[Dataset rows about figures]
════════════════

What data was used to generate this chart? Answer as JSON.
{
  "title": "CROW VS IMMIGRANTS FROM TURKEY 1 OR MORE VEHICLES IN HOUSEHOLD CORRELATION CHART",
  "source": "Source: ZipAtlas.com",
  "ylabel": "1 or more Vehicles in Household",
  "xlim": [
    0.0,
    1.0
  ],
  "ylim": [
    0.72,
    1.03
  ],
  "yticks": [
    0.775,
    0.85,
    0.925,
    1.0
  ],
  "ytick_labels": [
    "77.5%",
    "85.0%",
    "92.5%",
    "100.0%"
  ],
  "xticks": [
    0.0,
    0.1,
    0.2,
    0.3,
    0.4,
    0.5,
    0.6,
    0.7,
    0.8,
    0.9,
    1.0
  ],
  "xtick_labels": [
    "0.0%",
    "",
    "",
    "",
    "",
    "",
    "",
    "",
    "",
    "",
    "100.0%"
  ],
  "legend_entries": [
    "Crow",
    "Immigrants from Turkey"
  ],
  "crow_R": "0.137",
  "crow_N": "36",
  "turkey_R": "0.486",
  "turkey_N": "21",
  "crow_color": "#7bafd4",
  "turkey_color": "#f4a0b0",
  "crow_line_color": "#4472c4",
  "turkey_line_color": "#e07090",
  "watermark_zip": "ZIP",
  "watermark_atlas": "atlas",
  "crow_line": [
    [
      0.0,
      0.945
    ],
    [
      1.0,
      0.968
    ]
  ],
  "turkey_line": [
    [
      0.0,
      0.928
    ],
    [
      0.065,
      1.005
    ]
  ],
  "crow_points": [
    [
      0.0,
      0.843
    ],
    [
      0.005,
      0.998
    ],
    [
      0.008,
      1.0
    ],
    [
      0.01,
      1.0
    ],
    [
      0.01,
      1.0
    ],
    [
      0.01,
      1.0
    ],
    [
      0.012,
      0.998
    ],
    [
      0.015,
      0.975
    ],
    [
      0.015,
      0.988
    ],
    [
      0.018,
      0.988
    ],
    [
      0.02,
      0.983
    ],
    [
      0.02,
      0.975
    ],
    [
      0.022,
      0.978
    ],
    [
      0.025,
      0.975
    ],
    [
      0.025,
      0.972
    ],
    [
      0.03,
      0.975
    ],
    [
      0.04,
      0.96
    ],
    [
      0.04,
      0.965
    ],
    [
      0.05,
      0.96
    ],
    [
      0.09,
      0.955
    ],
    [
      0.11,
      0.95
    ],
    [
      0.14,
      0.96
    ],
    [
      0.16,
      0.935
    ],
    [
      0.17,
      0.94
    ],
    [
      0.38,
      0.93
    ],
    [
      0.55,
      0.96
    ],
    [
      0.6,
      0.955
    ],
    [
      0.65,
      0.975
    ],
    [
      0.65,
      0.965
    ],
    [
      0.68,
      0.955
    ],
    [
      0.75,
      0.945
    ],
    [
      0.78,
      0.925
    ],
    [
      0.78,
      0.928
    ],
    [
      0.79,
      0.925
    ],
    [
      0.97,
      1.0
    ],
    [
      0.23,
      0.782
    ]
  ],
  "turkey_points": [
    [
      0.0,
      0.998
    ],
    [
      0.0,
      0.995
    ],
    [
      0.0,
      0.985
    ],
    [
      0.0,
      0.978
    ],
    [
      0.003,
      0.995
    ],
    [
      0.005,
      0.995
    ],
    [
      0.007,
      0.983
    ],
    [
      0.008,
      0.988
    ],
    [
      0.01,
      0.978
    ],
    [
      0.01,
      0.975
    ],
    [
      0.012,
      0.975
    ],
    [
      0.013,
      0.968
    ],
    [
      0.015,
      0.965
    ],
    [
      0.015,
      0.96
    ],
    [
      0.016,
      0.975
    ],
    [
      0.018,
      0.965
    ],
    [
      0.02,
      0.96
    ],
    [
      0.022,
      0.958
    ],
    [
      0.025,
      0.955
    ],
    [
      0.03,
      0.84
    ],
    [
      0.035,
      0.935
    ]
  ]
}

════════════════

● **Task**: Pull out each record as written and restate it exactly.

● **Full answer**:
What data was used to generate this chart? Answer as JSON.
{
  "title": "CROW VS IMMIGRANTS FROM TURKEY 1 OR MORE VEHICLES IN HOUSEHOLD CORRELATION CHART",
  "source": "Source: ZipAtlas.com",
  "ylabel": "1 or more Vehicles in Household",
  "xlim": [
    0.0,
    1.0
  ],
  "ylim": [
    0.72,
    1.03
  ],
  "yticks": [
    0.775,
    0.85,
    0.925,
    1.0
  ],
  "ytick_labels": [
    "77.5%",
    "85.0%",
    "92.5%",
    "100.0%"
  ],
  "xticks": [
    0.0,
    0.1,
    0.2,
    0.3,
    0.4,
    0.5,
    0.6,
    0.7,
    0.8,
    0.9,
    1.0
  ],
  "xtick_labels": [
    "0.0%",
    "",
    "",
    "",
    "",
    "",
    "",
    "",
    "",
    "",
    "100.0%"
  ],
  "legend_entries": [
    "Crow",
    "Immigrants from Turkey"
  ],
  "crow_R": "0.137",
  "crow_N": "36",
  "turkey_R": "0.486",
  "turkey_N": "21",
  "crow_color": "#7bafd4",
  "turkey_color": "#f4a0b0",
  "crow_line_color": "#4472c4",
  "turkey_line_color": "#e07090",
  "watermark_zip": "ZIP",
  "watermark_atlas": "atlas",
  "crow_line": [
    [
      0.0,
      0.945
    ],
    [
      1.0,
      0.968
    ]
  ],
  "turkey_line": [
    [
      0.0,
      0.928
    ],
    [
      0.065,
      1.005
    ]
  ],
  "crow_points": [
    [
      0.0,
      0.843
    ],
    [
      0.005,
      0.998
    ],
    [
      0.008,
      1.0
    ],
    [
      0.01,
      1.0
    ],
    [
      0.01,
      1.0
    ],
    [
      0.01,
      1.0
    ],
    [
      0.012,
      0.998
    ],
    [
      0.015,
      0.975
    ],
    [
      0.015,
      0.988
    ],
    [
      0.018,
      0.988
    ],
    [
      0.02,
      0.983
    ],
    [
      0.02,
      0.975
    ],
    [
      0.022,
      0.978
    ],
    [
      0.025,
      0.975
    ],
    [
      0.025,
      0.972
    ],
    [
      0.03,
      0.975
    ],
    [
      0.04,
      0.96
    ],
    [
      0.04,
      0.965
    ],
    [
      0.05,
      0.96
    ],
    [
      0.09,
      0.955
    ],
    [
      0.11,
      0.95
    ],
    [
      0.14,
      0.96
    ],
    [
      0.16,
      0.935
    ],
    [
      0.17,
      0.94
    ],
    [
      0.38,
      0.93
    ],
    [
      0.55,
      0.96
    ],
    [
      0.6,
      0.955
    ],
    [
      0.65,
      0.975
    ],
    [
      0.65,
      0.965
    ],
    [
      0.68,
      0.955
    ],
    [
      0.75,
      0.945
    ],
    [
      0.78,
      0.925
    ],
    [
      0.78,
      0.928
    ],
    [
      0.79,
      0.925
    ],
    [
      0.97,
      1.0
    ],
    [
      0.23,
      0.782
    ]
  ],
  "turkey_points": [
    [
      0.0,
      0.998
    ],
    [
      0.0,
      0.995
    ],
    [
      0.0,
      0.985
    ],
    [
      0.0,
      0.978
    ],
    [
      0.003,
      0.995
    ],
    [
      0.005,
      0.995
    ],
    [
      0.007,
      0.983
    ],
    [
      0.008,
      0.988
    ],
    [
      0.01,
      0.978
    ],
    [
      0.01,
      0.975
    ],
    [
      0.012,
      0.975
    ],
    [
      0.013,
      0.968
    ],
    [
      0.015,
      0.965
    ],
    [
      0.015,
      0.96
    ],
    [
      0.016,
      0.975
    ],
    [
      0.018,
      0.965
    ],
    [
      0.02,
      0.96
    ],
    [
      0.022,
      0.958
    ],
    [
      0.025,
      0.955
    ],
    [
      0.03,
      0.84
    ],
    [
      0.035,
      0.935
    ]
  ]
}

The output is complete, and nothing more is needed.